What you have to do -> Update the lines starting at the first one and ending at the line that contains "find-hl: rewrite/manipulate eq", replacing "Localize" with "Locate" and leaving everything else unchanged. Give only those lines.

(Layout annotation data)
[START]
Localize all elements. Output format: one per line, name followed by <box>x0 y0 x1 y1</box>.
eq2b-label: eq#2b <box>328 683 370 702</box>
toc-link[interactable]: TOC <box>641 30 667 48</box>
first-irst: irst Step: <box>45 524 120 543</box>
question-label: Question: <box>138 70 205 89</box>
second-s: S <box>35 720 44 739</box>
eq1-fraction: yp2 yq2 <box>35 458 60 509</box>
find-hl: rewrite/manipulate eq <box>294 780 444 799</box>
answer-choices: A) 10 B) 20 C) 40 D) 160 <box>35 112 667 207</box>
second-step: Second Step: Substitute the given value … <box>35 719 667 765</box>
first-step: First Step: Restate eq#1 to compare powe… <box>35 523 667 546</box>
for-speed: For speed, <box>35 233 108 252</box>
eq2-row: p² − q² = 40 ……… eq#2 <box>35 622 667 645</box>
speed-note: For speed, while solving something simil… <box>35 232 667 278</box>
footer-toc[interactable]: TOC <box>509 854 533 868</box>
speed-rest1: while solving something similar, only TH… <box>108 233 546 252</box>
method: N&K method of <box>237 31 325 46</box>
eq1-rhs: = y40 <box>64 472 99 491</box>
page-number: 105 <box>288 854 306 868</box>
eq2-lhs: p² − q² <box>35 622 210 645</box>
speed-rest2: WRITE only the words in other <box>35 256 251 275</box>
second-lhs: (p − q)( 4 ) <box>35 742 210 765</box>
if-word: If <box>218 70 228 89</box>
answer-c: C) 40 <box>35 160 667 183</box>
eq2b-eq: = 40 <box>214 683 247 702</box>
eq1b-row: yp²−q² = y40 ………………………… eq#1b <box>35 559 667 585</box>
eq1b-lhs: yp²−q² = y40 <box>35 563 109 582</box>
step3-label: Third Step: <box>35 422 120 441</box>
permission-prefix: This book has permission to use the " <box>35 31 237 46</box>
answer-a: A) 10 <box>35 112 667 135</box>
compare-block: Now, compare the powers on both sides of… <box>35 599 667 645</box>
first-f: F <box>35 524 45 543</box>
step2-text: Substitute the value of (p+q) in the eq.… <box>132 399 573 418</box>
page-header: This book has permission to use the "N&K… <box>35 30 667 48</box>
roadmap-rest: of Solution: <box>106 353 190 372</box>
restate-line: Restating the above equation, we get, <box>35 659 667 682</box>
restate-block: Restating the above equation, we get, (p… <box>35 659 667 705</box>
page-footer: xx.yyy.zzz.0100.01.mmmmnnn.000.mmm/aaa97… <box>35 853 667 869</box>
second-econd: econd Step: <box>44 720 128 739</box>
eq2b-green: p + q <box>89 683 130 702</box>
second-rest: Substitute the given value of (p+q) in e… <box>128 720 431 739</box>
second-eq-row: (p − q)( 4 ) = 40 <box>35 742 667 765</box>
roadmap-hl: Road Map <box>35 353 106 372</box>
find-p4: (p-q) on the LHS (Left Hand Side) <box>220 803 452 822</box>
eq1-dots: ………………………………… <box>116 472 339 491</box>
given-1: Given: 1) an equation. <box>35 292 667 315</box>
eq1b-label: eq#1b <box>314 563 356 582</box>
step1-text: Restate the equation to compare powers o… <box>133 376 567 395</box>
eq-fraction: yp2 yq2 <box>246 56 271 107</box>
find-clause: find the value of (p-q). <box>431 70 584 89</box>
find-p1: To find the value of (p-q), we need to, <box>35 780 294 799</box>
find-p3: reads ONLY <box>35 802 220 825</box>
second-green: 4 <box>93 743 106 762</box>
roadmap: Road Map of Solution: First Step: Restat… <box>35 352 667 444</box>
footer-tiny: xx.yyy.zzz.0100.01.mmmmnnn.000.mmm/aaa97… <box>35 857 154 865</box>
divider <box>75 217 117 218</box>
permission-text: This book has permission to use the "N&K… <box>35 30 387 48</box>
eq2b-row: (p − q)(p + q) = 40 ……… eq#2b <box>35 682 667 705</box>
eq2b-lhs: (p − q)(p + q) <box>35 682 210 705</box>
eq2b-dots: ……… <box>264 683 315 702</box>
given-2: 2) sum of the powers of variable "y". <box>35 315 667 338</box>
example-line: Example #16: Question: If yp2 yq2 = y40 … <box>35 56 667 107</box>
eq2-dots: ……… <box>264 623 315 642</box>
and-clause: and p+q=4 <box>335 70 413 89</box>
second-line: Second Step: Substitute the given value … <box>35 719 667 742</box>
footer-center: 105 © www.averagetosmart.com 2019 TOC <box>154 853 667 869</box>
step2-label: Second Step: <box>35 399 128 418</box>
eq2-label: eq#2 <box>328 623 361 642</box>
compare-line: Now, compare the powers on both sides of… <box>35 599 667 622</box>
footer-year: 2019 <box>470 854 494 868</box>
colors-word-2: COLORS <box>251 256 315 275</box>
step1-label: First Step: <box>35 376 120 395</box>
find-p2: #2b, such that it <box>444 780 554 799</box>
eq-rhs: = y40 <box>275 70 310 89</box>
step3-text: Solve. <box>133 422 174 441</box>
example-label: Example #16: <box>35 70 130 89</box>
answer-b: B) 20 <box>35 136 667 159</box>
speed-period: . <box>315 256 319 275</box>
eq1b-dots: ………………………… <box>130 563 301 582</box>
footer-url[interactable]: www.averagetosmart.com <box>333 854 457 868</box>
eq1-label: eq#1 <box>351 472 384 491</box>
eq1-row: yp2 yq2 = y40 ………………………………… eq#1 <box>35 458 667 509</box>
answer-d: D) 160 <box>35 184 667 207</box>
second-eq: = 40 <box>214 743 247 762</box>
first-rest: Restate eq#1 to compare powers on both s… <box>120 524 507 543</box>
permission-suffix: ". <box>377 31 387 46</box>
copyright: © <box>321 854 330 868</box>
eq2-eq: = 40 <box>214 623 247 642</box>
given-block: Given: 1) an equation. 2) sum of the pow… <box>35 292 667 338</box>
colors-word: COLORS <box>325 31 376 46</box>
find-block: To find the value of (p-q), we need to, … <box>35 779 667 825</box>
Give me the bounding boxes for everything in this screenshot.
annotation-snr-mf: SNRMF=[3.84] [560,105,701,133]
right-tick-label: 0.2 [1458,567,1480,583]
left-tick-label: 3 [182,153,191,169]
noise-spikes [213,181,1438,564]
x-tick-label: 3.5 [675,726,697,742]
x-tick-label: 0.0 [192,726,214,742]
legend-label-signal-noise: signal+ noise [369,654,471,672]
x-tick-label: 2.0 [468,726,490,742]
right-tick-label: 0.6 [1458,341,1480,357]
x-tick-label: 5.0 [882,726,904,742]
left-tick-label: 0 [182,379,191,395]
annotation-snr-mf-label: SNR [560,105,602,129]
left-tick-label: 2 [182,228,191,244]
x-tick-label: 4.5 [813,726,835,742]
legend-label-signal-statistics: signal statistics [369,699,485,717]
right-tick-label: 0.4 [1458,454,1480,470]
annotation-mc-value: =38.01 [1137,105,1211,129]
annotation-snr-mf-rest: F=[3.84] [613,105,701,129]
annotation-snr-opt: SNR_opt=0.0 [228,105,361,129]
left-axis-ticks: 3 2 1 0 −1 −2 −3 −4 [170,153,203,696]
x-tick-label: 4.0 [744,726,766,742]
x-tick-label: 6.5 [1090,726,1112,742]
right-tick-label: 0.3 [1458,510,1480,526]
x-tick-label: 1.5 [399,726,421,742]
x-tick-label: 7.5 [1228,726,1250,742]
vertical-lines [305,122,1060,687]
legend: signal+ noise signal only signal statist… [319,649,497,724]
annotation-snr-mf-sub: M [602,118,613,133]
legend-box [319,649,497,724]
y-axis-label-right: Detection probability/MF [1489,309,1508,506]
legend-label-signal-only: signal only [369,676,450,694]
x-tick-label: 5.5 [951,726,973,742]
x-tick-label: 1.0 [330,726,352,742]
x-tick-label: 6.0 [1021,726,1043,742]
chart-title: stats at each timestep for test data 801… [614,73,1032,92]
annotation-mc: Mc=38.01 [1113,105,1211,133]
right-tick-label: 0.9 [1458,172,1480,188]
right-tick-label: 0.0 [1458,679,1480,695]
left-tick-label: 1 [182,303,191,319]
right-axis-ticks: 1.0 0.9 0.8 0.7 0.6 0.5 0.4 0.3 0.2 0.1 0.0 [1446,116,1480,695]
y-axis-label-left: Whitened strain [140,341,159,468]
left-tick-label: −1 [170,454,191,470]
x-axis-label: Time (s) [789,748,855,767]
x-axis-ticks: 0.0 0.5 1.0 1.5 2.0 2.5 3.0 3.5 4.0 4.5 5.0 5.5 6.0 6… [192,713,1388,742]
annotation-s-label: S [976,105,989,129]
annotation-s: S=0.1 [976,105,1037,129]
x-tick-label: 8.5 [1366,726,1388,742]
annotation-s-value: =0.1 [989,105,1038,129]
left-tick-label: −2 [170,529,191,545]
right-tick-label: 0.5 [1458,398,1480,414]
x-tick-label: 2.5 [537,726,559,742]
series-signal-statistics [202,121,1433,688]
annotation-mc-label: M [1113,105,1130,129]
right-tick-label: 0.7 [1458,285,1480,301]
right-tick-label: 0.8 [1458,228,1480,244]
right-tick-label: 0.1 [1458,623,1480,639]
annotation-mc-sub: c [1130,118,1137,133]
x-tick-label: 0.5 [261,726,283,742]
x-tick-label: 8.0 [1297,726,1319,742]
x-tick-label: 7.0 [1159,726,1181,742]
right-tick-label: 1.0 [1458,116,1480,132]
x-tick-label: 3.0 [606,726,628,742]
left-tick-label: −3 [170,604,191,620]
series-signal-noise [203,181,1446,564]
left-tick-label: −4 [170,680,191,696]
[END]
Solution to this task ->
Locate all elements. Output format: one per line, name followed by <box>x0 y0 x1 y1</box>.
eq2b-label: eq#2b <box>328 683 370 702</box>
toc-link[interactable]: TOC <box>641 30 667 48</box>
first-irst: irst Step: <box>45 524 120 543</box>
question-label: Question: <box>138 70 205 89</box>
second-s: S <box>35 720 44 739</box>
eq1-fraction: yp2 yq2 <box>35 458 60 509</box>
find-hl: rewrite/manipulate eq <box>294 780 444 799</box>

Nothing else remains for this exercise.